● **Task goal**:
Write out the data below in full, unchanged, minus the images.

● **Rows**:
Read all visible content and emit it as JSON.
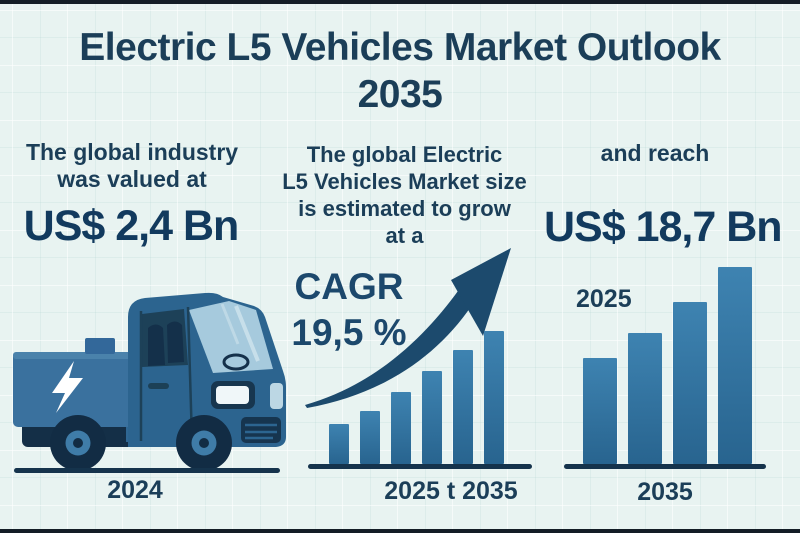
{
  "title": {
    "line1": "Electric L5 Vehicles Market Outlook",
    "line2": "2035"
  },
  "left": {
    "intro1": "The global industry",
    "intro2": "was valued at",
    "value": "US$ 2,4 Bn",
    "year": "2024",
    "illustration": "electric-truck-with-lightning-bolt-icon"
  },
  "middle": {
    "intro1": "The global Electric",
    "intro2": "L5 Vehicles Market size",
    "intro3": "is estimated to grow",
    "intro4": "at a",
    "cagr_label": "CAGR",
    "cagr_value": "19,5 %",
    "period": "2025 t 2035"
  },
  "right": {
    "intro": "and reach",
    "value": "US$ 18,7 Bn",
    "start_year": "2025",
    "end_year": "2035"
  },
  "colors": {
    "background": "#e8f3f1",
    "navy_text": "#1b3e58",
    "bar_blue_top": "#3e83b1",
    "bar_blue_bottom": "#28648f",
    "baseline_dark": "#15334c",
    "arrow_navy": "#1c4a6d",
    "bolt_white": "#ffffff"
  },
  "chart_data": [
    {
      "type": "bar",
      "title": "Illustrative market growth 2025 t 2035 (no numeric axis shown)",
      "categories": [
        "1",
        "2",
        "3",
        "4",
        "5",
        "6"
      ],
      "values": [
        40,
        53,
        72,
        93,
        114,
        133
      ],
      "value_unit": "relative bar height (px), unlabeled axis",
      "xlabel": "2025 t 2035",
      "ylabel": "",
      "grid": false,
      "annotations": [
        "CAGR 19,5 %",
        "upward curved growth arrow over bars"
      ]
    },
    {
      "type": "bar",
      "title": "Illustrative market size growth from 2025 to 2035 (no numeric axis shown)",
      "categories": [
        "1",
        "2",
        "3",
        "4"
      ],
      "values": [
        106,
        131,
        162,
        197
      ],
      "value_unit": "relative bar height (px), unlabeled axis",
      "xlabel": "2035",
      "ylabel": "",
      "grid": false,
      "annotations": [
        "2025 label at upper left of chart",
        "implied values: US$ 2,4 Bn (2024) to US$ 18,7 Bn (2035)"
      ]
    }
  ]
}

● **Response to this task**:
Read all visible content and emit it as JSON.
{
  "title": {
    "line1": "Electric L5 Vehicles Market Outlook",
    "line2": "2035"
  },
  "left": {
    "intro1": "The global industry",
    "intro2": "was valued at",
    "value": "US$ 2,4 Bn",
    "year": "2024",
    "illustration": "electric-truck-with-lightning-bolt-icon"
  },
  "middle": {
    "intro1": "The global Electric",
    "intro2": "L5 Vehicles Market size",
    "intro3": "is estimated to grow",
    "intro4": "at a",
    "cagr_label": "CAGR",
    "cagr_value": "19,5 %",
    "period": "2025 t 2035"
  },
  "right": {
    "intro": "and reach",
    "value": "US$ 18,7 Bn",
    "start_year": "2025",
    "end_year": "2035"
  },
  "colors": {
    "background": "#e8f3f1",
    "navy_text": "#1b3e58",
    "bar_blue_top": "#3e83b1",
    "bar_blue_bottom": "#28648f",
    "baseline_dark": "#15334c",
    "arrow_navy": "#1c4a6d",
    "bolt_white": "#ffffff"
  },
  "chart_data": [
    {
      "type": "bar",
      "title": "Illustrative market growth 2025 t 2035 (no numeric axis shown)",
      "categories": [
        "1",
        "2",
        "3",
        "4",
        "5",
        "6"
      ],
      "values": [
        40,
        53,
        72,
        93,
        114,
        133
      ],
      "value_unit": "relative bar height (px), unlabeled axis",
      "xlabel": "2025 t 2035",
      "ylabel": "",
      "grid": false,
      "annotations": [
        "CAGR 19,5 %",
        "upward curved growth arrow over bars"
      ]
    },
    {
      "type": "bar",
      "title": "Illustrative market size growth from 2025 to 2035 (no numeric axis shown)",
      "categories": [
        "1",
        "2",
        "3",
        "4"
      ],
      "values": [
        106,
        131,
        162,
        197
      ],
      "value_unit": "relative bar height (px), unlabeled axis",
      "xlabel": "2035",
      "ylabel": "",
      "grid": false,
      "annotations": [
        "2025 label at upper left of chart",
        "implied values: US$ 2,4 Bn (2024) to US$ 18,7 Bn (2035)"
      ]
    }
  ]
}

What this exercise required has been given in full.